→ OBJECTIVE
Take each line containing the word "background" and copy it.
=======
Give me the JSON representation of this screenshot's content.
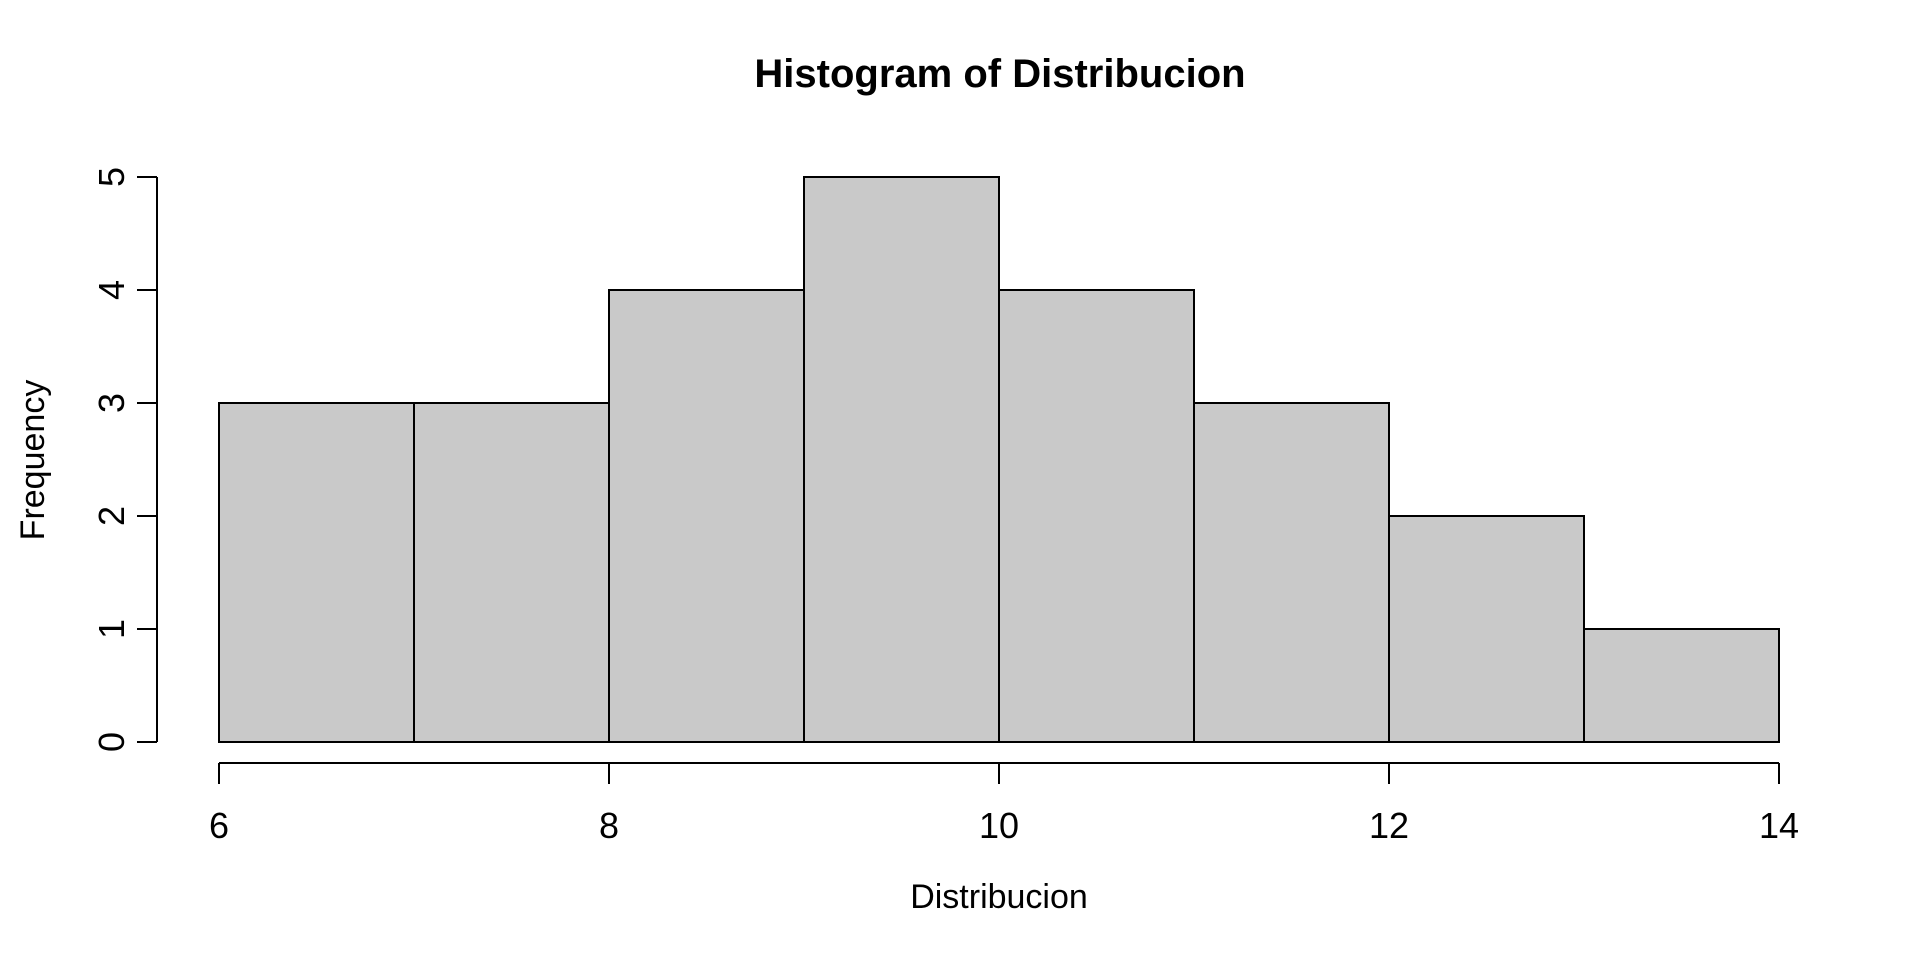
{
  "page": {
    "background": "#FFFFFF"
  },
  "chart_data": {
    "type": "bar",
    "subtype": "histogram",
    "title": "Histogram of Distribucion",
    "xlabel": "Distribucion",
    "ylabel": "Frequency",
    "bin_edges": [
      6,
      7,
      8,
      9,
      10,
      11,
      12,
      13,
      14
    ],
    "counts": [
      3,
      3,
      4,
      5,
      4,
      3,
      2,
      1
    ],
    "x_ticks": [
      6,
      8,
      10,
      12,
      14
    ],
    "x_tick_labels": [
      "6",
      "8",
      "10",
      "12",
      "14"
    ],
    "y_ticks": [
      0,
      1,
      2,
      3,
      4,
      5
    ],
    "y_tick_labels": [
      "0",
      "1",
      "2",
      "3",
      "4",
      "5"
    ],
    "xlim": [
      6,
      14
    ],
    "ylim": [
      0,
      5
    ],
    "grid": false,
    "legend": null,
    "colors": {
      "bar_fill": "#C9C9C9",
      "bar_border": "#000000",
      "axis": "#000000",
      "text": "#000000",
      "background": "#FFFFFF"
    }
  }
}
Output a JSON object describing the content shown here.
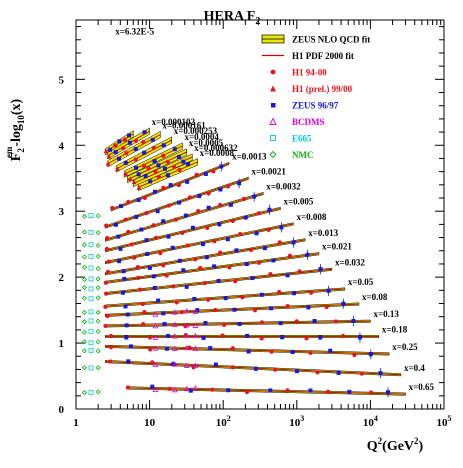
=======
→ PROBLEM SOLUTION
    "background": "#FFFFFF"
      "background": "#FFFFFF"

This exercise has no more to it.